(Records from a dataset)

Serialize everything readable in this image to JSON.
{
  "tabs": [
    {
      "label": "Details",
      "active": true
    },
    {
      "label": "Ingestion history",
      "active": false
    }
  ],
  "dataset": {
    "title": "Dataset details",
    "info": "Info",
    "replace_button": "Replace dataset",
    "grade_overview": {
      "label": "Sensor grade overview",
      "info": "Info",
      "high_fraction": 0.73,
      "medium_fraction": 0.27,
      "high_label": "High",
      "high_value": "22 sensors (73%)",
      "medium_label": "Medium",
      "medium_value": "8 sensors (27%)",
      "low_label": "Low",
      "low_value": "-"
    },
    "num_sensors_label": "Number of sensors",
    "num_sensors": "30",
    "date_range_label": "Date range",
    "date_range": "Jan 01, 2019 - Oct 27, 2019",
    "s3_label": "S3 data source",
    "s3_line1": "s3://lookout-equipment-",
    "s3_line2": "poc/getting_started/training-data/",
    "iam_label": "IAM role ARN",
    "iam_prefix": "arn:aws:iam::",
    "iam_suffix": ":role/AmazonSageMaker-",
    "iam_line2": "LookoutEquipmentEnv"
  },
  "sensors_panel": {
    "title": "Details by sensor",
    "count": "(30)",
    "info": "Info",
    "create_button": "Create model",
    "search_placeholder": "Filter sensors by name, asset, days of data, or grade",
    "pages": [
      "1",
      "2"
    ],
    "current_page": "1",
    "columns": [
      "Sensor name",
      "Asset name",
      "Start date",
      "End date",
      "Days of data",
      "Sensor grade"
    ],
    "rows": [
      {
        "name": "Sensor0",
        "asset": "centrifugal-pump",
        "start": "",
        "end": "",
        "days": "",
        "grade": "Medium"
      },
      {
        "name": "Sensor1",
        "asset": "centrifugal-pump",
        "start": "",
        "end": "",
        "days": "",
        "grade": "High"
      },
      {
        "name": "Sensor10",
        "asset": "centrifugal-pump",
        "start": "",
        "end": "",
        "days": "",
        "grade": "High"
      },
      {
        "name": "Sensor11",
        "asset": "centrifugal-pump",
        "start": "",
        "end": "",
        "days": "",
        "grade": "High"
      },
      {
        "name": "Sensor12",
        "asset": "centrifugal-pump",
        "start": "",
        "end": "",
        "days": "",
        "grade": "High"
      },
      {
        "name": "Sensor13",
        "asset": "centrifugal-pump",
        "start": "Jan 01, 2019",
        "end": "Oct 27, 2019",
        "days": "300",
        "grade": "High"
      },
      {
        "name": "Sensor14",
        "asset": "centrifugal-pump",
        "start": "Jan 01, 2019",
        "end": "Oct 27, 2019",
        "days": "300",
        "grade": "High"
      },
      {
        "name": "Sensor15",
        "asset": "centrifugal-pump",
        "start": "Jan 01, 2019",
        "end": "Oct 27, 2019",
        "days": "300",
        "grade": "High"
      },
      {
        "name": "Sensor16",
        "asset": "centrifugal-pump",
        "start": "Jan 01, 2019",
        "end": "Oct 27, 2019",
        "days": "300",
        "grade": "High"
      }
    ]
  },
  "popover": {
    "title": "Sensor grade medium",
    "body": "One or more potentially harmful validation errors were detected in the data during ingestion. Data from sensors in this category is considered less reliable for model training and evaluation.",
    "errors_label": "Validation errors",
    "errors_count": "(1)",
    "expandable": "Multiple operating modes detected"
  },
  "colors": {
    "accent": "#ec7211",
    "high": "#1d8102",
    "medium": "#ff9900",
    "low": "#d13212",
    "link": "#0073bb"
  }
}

--- Work to do ---
Extract the complete data, matching each line exactly.

--- Full answer ---
Serialize everything readable in this image to JSON.
{
  "tabs": [
    {
      "label": "Details",
      "active": true
    },
    {
      "label": "Ingestion history",
      "active": false
    }
  ],
  "dataset": {
    "title": "Dataset details",
    "info": "Info",
    "replace_button": "Replace dataset",
    "grade_overview": {
      "label": "Sensor grade overview",
      "info": "Info",
      "high_fraction": 0.73,
      "medium_fraction": 0.27,
      "high_label": "High",
      "high_value": "22 sensors (73%)",
      "medium_label": "Medium",
      "medium_value": "8 sensors (27%)",
      "low_label": "Low",
      "low_value": "-"
    },
    "num_sensors_label": "Number of sensors",
    "num_sensors": "30",
    "date_range_label": "Date range",
    "date_range": "Jan 01, 2019 - Oct 27, 2019",
    "s3_label": "S3 data source",
    "s3_line1": "s3://lookout-equipment-",
    "s3_line2": "poc/getting_started/training-data/",
    "iam_label": "IAM role ARN",
    "iam_prefix": "arn:aws:iam::",
    "iam_suffix": ":role/AmazonSageMaker-",
    "iam_line2": "LookoutEquipmentEnv"
  },
  "sensors_panel": {
    "title": "Details by sensor",
    "count": "(30)",
    "info": "Info",
    "create_button": "Create model",
    "search_placeholder": "Filter sensors by name, asset, days of data, or grade",
    "pages": [
      "1",
      "2"
    ],
    "current_page": "1",
    "columns": [
      "Sensor name",
      "Asset name",
      "Start date",
      "End date",
      "Days of data",
      "Sensor grade"
    ],
    "rows": [
      {
        "name": "Sensor0",
        "asset": "centrifugal-pump",
        "start": "",
        "end": "",
        "days": "",
        "grade": "Medium"
      },
      {
        "name": "Sensor1",
        "asset": "centrifugal-pump",
        "start": "",
        "end": "",
        "days": "",
        "grade": "High"
      },
      {
        "name": "Sensor10",
        "asset": "centrifugal-pump",
        "start": "",
        "end": "",
        "days": "",
        "grade": "High"
      },
      {
        "name": "Sensor11",
        "asset": "centrifugal-pump",
        "start": "",
        "end": "",
        "days": "",
        "grade": "High"
      },
      {
        "name": "Sensor12",
        "asset": "centrifugal-pump",
        "start": "",
        "end": "",
        "days": "",
        "grade": "High"
      },
      {
        "name": "Sensor13",
        "asset": "centrifugal-pump",
        "start": "Jan 01, 2019",
        "end": "Oct 27, 2019",
        "days": "300",
        "grade": "High"
      },
      {
        "name": "Sensor14",
        "asset": "centrifugal-pump",
        "start": "Jan 01, 2019",
        "end": "Oct 27, 2019",
        "days": "300",
        "grade": "High"
      },
      {
        "name": "Sensor15",
        "asset": "centrifugal-pump",
        "start": "Jan 01, 2019",
        "end": "Oct 27, 2019",
        "days": "300",
        "grade": "High"
      },
      {
        "name": "Sensor16",
        "asset": "centrifugal-pump",
        "start": "Jan 01, 2019",
        "end": "Oct 27, 2019",
        "days": "300",
        "grade": "High"
      }
    ]
  },
  "popover": {
    "title": "Sensor grade medium",
    "body": "One or more potentially harmful validation errors were detected in the data during ingestion. Data from sensors in this category is considered less reliable for model training and evaluation.",
    "errors_label": "Validation errors",
    "errors_count": "(1)",
    "expandable": "Multiple operating modes detected"
  },
  "colors": {
    "accent": "#ec7211",
    "high": "#1d8102",
    "medium": "#ff9900",
    "low": "#d13212",
    "link": "#0073bb"
  }
}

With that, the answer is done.